*Selected text:*
** Start **

In [22]:
import numpy as np
import pandas as pd
import re
import string
import pickle

In [23]:
txt = 'great product. i love it'

In [24]:
def remove_punctuations(text):
    for punctuation in string.punctuation:
        text = text.replace(punctuation, '')
    return text

In [25]:
with open('../static/model/corpora/stopwords/english', 'r') as file:
    sw = file.read().splitlines()

In [26]:
from nltk.stem import PorterStemmer
ps = PorterStemmer()

In [27]:
def preprocessing(text):
    data = pd.DataFrame([text], columns=['tweet'])
    data["tweet"] = data["tweet"].apply(lambda x: " ".join(x.lower() for x in x.split()))
    data["tweet"] = data["tweet"].apply(lambda x: " ".join(re.sub(r'^https?:\/\/.*[\r\n]*', '', x, flags=re.MULTILINE) for x in x.split()))
    data["tweet"] = data["tweet"].apply(remove_punctuations)
    data["tweet"] = data["tweet"].str.replace(r'\d+', '', regex=True)
    data["tweet"] = data["tweet"].apply(lambda x: " ".join(x for x in x.split() if x not in sw))
    data["tweet"] = data["tweet"].apply(lambda x: " ".join(ps.stem(x) for x in x.split()))
    return data["tweet"]


In [28]:
preprocessed_txt = preprocessing(txt)

In [29]:
txt

'great product. i love it'

In [30]:
preprocessed_txt

0    great product love
Name: tweet, dtype: object

In [31]:
vocab = pd.read_csv('../static/model/vocabulary.txt', header=None)
tokens = vocab[0].tolist()

** End **

[Records of where elements appear]
** Start **

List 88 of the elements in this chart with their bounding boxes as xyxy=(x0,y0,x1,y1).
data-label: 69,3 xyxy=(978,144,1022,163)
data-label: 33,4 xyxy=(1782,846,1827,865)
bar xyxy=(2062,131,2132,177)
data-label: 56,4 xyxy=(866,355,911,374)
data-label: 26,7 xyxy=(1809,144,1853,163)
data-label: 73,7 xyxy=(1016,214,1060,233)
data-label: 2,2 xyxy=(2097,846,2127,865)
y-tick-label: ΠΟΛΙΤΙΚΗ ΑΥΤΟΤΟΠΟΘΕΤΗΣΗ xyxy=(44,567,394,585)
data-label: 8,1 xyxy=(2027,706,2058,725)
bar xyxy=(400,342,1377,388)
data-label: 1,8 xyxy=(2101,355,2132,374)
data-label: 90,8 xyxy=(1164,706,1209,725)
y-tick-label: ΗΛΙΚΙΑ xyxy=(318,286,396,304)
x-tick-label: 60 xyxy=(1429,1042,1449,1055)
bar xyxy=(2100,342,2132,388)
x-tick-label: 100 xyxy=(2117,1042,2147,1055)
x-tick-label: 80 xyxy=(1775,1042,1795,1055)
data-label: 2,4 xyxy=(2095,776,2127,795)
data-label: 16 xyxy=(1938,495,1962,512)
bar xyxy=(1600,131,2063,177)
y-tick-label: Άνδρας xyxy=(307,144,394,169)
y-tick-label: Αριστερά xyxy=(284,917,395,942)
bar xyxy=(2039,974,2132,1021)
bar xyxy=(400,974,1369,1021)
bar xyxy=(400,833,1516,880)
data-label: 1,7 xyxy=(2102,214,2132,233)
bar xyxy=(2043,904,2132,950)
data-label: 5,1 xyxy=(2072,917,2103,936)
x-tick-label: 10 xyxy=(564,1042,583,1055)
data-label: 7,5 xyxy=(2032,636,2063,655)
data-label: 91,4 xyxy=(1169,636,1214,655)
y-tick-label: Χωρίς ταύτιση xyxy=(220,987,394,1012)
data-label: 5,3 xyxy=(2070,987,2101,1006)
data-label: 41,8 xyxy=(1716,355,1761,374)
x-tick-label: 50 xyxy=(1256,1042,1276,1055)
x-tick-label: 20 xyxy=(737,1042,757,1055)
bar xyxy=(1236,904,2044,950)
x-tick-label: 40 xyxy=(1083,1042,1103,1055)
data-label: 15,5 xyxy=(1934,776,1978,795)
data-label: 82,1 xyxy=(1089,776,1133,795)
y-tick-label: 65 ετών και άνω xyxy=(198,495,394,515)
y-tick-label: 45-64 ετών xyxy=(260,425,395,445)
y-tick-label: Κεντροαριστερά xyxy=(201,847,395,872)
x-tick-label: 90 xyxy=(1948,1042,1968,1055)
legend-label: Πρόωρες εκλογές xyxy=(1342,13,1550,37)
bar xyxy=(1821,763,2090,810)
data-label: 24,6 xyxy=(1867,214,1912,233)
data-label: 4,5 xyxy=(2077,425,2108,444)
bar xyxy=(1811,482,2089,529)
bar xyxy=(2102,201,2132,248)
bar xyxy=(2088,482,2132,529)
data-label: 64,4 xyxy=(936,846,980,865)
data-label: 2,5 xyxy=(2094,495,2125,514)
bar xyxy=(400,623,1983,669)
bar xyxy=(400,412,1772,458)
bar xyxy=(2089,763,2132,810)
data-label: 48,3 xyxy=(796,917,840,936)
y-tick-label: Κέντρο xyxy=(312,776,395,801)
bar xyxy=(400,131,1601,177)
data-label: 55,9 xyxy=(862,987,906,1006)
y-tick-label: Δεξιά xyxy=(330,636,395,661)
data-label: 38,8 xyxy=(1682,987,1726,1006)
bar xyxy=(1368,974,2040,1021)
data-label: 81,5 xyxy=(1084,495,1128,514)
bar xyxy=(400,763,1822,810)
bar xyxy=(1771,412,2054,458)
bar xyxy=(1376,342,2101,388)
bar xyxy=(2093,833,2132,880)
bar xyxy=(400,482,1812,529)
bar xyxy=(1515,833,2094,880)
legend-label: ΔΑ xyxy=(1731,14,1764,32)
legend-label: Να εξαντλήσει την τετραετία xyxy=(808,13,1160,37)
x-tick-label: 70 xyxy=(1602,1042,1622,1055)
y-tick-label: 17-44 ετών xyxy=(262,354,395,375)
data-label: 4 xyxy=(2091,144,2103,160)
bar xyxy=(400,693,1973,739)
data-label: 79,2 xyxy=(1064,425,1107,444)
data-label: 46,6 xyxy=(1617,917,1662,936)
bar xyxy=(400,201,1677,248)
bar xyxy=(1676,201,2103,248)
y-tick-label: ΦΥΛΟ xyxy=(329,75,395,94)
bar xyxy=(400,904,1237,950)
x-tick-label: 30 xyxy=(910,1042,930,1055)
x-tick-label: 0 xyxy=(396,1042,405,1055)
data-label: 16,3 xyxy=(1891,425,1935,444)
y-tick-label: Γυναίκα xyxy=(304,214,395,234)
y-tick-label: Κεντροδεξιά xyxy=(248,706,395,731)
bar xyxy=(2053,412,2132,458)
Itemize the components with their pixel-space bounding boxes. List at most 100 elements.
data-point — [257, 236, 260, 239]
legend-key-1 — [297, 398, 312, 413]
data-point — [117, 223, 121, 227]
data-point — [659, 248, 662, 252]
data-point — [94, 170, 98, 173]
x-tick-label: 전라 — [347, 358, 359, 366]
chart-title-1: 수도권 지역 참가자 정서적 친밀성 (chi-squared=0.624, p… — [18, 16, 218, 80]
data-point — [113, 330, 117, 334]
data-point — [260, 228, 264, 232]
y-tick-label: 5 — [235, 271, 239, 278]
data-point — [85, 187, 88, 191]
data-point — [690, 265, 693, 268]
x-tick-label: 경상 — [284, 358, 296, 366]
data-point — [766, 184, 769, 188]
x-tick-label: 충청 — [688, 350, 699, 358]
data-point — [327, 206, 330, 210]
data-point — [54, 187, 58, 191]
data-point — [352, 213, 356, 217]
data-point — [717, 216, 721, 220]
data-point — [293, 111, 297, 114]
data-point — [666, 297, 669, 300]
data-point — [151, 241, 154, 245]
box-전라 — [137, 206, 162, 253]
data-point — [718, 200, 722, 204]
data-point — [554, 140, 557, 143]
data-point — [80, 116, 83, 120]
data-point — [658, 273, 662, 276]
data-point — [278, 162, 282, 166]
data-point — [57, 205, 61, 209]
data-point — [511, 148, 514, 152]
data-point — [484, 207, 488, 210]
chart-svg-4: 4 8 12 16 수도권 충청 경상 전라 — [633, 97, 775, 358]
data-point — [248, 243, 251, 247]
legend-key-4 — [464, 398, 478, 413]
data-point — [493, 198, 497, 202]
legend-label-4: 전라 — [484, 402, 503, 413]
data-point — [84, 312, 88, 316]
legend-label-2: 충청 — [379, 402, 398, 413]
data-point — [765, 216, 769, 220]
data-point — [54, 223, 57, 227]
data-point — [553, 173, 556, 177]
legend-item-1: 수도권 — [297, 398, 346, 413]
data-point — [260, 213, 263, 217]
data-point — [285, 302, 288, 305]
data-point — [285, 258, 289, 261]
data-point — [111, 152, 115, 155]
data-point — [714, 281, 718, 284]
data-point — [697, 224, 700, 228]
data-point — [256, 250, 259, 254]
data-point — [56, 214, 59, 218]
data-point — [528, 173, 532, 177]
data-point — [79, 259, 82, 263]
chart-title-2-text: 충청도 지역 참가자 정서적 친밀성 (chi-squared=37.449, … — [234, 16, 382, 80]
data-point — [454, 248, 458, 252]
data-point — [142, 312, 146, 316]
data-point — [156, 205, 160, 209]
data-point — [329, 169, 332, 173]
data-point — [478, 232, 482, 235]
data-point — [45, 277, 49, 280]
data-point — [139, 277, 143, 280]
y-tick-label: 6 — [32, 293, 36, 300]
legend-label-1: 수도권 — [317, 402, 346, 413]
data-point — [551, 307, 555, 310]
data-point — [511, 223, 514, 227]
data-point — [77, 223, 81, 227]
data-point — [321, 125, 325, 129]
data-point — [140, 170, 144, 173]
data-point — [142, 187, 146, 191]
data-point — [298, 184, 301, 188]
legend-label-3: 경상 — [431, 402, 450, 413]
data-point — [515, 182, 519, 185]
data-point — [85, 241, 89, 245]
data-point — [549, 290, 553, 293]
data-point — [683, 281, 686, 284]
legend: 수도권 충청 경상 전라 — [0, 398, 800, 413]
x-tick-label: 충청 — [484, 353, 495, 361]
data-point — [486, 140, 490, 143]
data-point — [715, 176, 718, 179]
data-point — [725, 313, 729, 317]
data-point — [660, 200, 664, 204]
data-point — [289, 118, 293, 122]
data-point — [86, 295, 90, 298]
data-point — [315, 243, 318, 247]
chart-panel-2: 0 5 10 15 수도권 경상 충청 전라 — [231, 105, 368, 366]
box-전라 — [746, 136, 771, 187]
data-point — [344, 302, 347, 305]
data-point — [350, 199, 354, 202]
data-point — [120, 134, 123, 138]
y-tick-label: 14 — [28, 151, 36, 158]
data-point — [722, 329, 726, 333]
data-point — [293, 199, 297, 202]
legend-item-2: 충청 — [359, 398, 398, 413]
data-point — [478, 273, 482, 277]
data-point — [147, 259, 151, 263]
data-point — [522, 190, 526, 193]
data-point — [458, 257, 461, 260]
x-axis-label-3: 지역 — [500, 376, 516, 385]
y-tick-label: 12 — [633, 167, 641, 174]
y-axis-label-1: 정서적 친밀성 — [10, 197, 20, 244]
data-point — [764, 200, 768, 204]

** End **

*Task list:*
a - Answer these questions about the notebook:
(i) From what path is the stopword list read?
(ii) What column name does the preprocessing function give its DataFrame?
(iii) What output is shown when preprocessed_txt is displayed?
b - Name every module that the cell labeled "In [22]" in the notebook imports.

*Responses by task:*
a -
(i) '../static/model/corpora/stopwords/english'
(ii) 'tweet'
(iii) 0    great product love (Name: tweet, dtype: object)

b - numpy, pandas, re, string, pickle